## Your goal
Gather every line that includes the word "BOTH", please.

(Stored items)
§ §
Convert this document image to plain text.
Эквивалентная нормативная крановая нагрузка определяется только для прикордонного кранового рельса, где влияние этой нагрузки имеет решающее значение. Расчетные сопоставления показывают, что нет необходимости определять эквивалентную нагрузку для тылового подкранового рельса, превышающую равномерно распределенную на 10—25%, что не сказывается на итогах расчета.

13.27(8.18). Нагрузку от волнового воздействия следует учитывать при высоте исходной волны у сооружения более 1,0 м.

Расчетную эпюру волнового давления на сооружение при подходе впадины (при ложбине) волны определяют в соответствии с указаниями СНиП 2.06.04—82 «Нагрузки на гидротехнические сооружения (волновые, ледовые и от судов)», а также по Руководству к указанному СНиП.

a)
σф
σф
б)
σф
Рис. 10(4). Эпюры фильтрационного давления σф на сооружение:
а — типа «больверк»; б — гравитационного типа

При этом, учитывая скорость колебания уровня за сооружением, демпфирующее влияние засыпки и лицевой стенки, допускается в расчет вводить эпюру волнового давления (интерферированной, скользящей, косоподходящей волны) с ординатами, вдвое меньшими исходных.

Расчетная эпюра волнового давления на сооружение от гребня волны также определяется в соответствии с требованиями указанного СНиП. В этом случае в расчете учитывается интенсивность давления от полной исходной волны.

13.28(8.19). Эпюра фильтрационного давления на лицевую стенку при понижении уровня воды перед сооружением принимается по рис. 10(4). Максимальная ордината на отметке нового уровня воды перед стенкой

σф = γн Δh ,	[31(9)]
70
§ §
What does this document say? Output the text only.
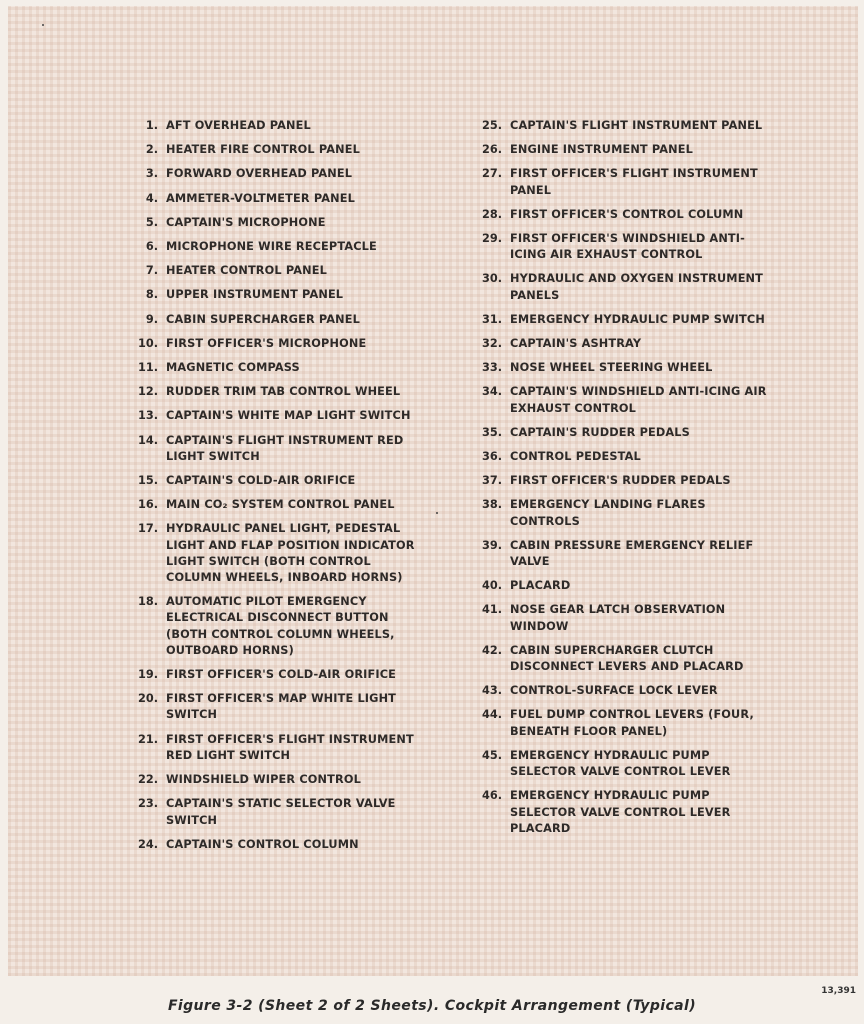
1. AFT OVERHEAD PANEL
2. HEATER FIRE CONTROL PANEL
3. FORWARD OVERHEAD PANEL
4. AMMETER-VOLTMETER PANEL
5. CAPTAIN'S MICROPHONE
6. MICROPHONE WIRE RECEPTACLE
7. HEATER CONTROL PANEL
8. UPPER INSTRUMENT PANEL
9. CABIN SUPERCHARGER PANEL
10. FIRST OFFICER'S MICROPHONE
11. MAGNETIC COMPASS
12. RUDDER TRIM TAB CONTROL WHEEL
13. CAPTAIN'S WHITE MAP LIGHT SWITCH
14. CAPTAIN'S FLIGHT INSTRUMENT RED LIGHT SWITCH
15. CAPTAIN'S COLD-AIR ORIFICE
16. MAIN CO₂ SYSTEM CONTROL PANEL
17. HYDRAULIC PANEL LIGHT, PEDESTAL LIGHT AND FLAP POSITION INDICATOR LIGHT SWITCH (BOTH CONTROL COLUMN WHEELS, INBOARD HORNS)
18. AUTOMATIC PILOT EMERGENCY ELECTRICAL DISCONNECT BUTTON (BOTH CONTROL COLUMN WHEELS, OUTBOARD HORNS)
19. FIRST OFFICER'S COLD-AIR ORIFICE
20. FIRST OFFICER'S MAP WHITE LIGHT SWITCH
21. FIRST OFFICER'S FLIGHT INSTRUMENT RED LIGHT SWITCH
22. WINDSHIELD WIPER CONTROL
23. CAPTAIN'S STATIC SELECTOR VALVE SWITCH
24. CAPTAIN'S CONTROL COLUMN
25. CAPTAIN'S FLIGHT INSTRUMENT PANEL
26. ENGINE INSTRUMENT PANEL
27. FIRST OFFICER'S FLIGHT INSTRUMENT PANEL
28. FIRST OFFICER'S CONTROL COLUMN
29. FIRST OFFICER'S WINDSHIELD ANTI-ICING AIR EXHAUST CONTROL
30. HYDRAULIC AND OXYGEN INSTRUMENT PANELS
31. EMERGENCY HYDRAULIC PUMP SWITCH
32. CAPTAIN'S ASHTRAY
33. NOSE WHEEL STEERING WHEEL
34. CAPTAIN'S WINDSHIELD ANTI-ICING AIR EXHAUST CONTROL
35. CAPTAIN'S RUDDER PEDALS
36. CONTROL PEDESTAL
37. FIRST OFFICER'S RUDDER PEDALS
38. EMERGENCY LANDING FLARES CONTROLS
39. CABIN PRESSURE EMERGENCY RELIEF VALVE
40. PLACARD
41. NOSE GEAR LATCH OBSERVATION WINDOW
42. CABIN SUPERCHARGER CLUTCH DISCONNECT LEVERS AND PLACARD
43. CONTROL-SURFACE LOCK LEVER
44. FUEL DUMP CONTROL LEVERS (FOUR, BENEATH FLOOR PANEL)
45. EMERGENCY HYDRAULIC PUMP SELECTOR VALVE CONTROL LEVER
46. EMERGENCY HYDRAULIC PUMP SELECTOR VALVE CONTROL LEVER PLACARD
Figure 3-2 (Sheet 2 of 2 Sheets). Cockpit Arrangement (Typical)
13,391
§ §
## Response to this task
17. HYDRAULIC PANEL LIGHT, PEDESTAL LIGHT AND FLAP POSITION INDICATOR LIGHT SWITCH (BOTH CONTROL COLUMN WHEELS, INBOARD HORNS)
18. AUTOMATIC PILOT EMERGENCY ELECTRICAL DISCONNECT BUTTON (BOTH CONTROL COLUMN WHEELS, OUTBOARD HORNS)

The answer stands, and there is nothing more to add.